What you are asked to do
Output the full listing word for word.

Provided records
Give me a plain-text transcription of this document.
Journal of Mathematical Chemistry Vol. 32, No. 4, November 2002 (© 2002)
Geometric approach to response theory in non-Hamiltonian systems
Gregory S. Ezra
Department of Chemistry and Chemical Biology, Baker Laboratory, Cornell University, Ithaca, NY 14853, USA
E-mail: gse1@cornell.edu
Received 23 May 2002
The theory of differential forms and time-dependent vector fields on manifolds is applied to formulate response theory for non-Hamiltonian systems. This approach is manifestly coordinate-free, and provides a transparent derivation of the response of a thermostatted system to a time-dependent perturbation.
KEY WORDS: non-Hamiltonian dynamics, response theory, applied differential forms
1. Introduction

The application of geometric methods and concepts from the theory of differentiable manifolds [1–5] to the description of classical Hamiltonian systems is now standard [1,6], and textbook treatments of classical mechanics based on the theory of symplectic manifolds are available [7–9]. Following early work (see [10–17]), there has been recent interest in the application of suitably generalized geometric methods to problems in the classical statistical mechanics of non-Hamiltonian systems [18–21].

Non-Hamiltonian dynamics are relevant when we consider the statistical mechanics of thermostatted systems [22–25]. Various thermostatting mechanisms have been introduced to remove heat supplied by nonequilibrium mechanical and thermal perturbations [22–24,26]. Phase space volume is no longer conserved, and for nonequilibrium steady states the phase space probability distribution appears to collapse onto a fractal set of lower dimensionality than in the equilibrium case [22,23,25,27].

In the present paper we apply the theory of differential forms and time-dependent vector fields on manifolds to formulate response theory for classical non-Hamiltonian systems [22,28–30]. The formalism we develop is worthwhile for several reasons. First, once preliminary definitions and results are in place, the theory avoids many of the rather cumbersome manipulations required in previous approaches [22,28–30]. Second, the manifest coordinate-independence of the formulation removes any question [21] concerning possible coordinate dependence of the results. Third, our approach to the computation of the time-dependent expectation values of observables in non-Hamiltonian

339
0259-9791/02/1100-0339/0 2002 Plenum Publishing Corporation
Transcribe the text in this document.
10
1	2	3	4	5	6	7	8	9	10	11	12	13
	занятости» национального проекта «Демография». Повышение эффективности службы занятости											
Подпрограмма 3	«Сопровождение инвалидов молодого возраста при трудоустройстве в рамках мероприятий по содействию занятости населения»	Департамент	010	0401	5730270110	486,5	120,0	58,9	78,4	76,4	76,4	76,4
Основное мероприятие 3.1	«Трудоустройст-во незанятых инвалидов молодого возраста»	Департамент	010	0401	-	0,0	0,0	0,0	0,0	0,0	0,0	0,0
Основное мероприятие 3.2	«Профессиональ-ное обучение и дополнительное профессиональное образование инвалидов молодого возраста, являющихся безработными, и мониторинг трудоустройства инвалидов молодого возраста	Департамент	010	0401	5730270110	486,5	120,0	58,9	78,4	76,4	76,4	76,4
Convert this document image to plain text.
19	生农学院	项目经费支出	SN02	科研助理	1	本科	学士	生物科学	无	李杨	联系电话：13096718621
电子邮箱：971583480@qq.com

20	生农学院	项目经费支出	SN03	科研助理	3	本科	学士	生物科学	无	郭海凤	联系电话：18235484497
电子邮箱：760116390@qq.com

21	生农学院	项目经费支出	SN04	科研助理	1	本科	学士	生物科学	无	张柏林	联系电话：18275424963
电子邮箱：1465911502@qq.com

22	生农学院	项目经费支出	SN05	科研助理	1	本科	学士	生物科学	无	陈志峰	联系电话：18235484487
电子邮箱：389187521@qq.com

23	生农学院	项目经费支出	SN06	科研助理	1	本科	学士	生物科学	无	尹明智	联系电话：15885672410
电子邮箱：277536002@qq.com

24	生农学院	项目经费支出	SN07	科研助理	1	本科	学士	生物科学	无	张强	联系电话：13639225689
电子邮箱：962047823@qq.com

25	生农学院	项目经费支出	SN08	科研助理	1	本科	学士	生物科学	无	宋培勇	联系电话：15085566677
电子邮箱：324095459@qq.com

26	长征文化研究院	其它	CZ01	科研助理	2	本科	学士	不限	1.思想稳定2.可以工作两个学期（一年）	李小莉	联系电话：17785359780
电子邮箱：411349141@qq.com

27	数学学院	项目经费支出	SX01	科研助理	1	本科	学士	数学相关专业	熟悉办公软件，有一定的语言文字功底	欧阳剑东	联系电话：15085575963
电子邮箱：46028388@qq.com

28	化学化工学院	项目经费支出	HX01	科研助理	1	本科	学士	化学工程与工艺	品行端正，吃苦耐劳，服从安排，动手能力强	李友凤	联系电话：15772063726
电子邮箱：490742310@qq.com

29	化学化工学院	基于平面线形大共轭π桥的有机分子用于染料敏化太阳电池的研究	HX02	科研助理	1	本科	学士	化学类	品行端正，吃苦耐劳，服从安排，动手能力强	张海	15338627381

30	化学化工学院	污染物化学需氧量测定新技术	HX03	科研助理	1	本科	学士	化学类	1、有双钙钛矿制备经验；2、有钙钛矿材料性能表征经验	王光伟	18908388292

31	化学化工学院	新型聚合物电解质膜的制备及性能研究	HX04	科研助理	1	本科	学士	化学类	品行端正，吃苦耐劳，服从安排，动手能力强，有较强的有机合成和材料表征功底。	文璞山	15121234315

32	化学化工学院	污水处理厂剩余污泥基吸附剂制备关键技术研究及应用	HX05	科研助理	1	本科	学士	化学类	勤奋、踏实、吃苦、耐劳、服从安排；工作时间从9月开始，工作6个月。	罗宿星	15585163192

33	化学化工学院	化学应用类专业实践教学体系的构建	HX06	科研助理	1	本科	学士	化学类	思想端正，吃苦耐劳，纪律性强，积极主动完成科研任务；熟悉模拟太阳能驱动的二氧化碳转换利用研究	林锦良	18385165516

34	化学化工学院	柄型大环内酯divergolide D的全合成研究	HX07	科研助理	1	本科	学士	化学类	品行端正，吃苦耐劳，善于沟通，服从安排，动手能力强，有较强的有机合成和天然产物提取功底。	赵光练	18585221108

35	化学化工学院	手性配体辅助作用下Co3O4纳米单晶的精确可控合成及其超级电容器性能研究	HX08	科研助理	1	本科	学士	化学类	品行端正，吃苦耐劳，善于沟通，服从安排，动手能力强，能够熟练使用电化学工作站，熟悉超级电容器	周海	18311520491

Response
Give me a plain-text transcription of this document.
Journal of Mathematical Chemistry Vol. 32, No. 4, November 2002 (© 2002)
Geometric approach to response theory in non-Hamiltonian systems
Gregory S. Ezra
Department of Chemistry and Chemical Biology, Baker Laboratory, Cornell University, Ithaca, NY 14853, USA
E-mail: gse1@cornell.edu
Received 23 May 2002
The theory of differential forms and time-dependent vector fields on manifolds is applied to formulate response theory for non-Hamiltonian systems. This approach is manifestly coordinate-free, and provides a transparent derivation of the response of a thermostatted system to a time-dependent perturbation.
KEY WORDS: non-Hamiltonian dynamics, response theory, applied differential forms
1. Introduction

The application of geometric methods and concepts from the theory of differentiable manifolds [1–5] to the description of classical Hamiltonian systems is now standard [1,6], and textbook treatments of classical mechanics based on the theory of symplectic manifolds are available [7–9]. Following early work (see [10–17]), there has been recent interest in the application of suitably generalized geometric methods to problems in the classical statistical mechanics of non-Hamiltonian systems [18–21].

Non-Hamiltonian dynamics are relevant when we consider the statistical mechanics of thermostatted systems [22–25]. Various thermostatting mechanisms have been introduced to remove heat supplied by nonequilibrium mechanical and thermal perturbations [22–24,26]. Phase space volume is no longer conserved, and for nonequilibrium steady states the phase space probability distribution appears to collapse onto a fractal set of lower dimensionality than in the equilibrium case [22,23,25,27].

In the present paper we apply the theory of differential forms and time-dependent vector fields on manifolds to formulate response theory for classical non-Hamiltonian systems [22,28–30]. The formalism we develop is worthwhile for several reasons. First, once preliminary definitions and results are in place, the theory avoids many of the rather cumbersome manipulations required in previous approaches [22,28–30]. Second, the manifest coordinate-independence of the formulation removes any question [21] concerning possible coordinate dependence of the results. Third, our approach to the computation of the time-dependent expectation values of observables in non-Hamiltonian

339
0259-9791/02/1100-0339/0 2002 Plenum Publishing Corporation
Transcribe the text in this document.
10
1	2	3	4	5	6	7	8	9	10	11	12	13
	занятости» национального проекта «Демография». Повышение эффективности службы занятости											
Подпрограмма 3	«Сопровождение инвалидов молодого возраста при трудоустройстве в рамках мероприятий по содействию занятости населения»	Департамент	010	0401	5730270110	486,5	120,0	58,9	78,4	76,4	76,4	76,4
Основное мероприятие 3.1	«Трудоустройст-во незанятых инвалидов молодого возраста»	Департамент	010	0401	-	0,0	0,0	0,0	0,0	0,0	0,0	0,0
Основное мероприятие 3.2	«Профессиональ-ное обучение и дополнительное профессиональное образование инвалидов молодого возраста, являющихся безработными, и мониторинг трудоустройства инвалидов молодого возраста	Департамент	010	0401	5730270110	486,5	120,0	58,9	78,4	76,4	76,4	76,4
Convert this document image to plain text.
19	生农学院	项目经费支出	SN02	科研助理	1	本科	学士	生物科学	无	李杨	联系电话：13096718621
电子邮箱：971583480@qq.com

20	生农学院	项目经费支出	SN03	科研助理	3	本科	学士	生物科学	无	郭海凤	联系电话：18235484497
电子邮箱：760116390@qq.com

21	生农学院	项目经费支出	SN04	科研助理	1	本科	学士	生物科学	无	张柏林	联系电话：18275424963
电子邮箱：1465911502@qq.com

22	生农学院	项目经费支出	SN05	科研助理	1	本科	学士	生物科学	无	陈志峰	联系电话：18235484487
电子邮箱：389187521@qq.com

23	生农学院	项目经费支出	SN06	科研助理	1	本科	学士	生物科学	无	尹明智	联系电话：15885672410
电子邮箱：277536002@qq.com

24	生农学院	项目经费支出	SN07	科研助理	1	本科	学士	生物科学	无	张强	联系电话：13639225689
电子邮箱：962047823@qq.com

25	生农学院	项目经费支出	SN08	科研助理	1	本科	学士	生物科学	无	宋培勇	联系电话：15085566677
电子邮箱：324095459@qq.com

26	长征文化研究院	其它	CZ01	科研助理	2	本科	学士	不限	1.思想稳定2.可以工作两个学期（一年）	李小莉	联系电话：17785359780
电子邮箱：411349141@qq.com

27	数学学院	项目经费支出	SX01	科研助理	1	本科	学士	数学相关专业	熟悉办公软件，有一定的语言文字功底	欧阳剑东	联系电话：15085575963
电子邮箱：46028388@qq.com

28	化学化工学院	项目经费支出	HX01	科研助理	1	本科	学士	化学工程与工艺	品行端正，吃苦耐劳，服从安排，动手能力强	李友凤	联系电话：15772063726
电子邮箱：490742310@qq.com

29	化学化工学院	基于平面线形大共轭π桥的有机分子用于染料敏化太阳电池的研究	HX02	科研助理	1	本科	学士	化学类	品行端正，吃苦耐劳，服从安排，动手能力强	张海	15338627381

30	化学化工学院	污染物化学需氧量测定新技术	HX03	科研助理	1	本科	学士	化学类	1、有双钙钛矿制备经验；2、有钙钛矿材料性能表征经验	王光伟	18908388292

31	化学化工学院	新型聚合物电解质膜的制备及性能研究	HX04	科研助理	1	本科	学士	化学类	品行端正，吃苦耐劳，服从安排，动手能力强，有较强的有机合成和材料表征功底。	文璞山	15121234315

32	化学化工学院	污水处理厂剩余污泥基吸附剂制备关键技术研究及应用	HX05	科研助理	1	本科	学士	化学类	勤奋、踏实、吃苦、耐劳、服从安排；工作时间从9月开始，工作6个月。	罗宿星	15585163192

33	化学化工学院	化学应用类专业实践教学体系的构建	HX06	科研助理	1	本科	学士	化学类	思想端正，吃苦耐劳，纪律性强，积极主动完成科研任务；熟悉模拟太阳能驱动的二氧化碳转换利用研究	林锦良	18385165516

34	化学化工学院	柄型大环内酯divergolide D的全合成研究	HX07	科研助理	1	本科	学士	化学类	品行端正，吃苦耐劳，善于沟通，服从安排，动手能力强，有较强的有机合成和天然产物提取功底。	赵光练	18585221108

35	化学化工学院	手性配体辅助作用下Co3O4纳米单晶的精确可控合成及其超级电容器性能研究	HX08	科研助理	1	本科	学士	化学类	品行端正，吃苦耐劳，善于沟通，服从安排，动手能力强，能够熟练使用电化学工作站，熟悉超级电容器	周海	18311520491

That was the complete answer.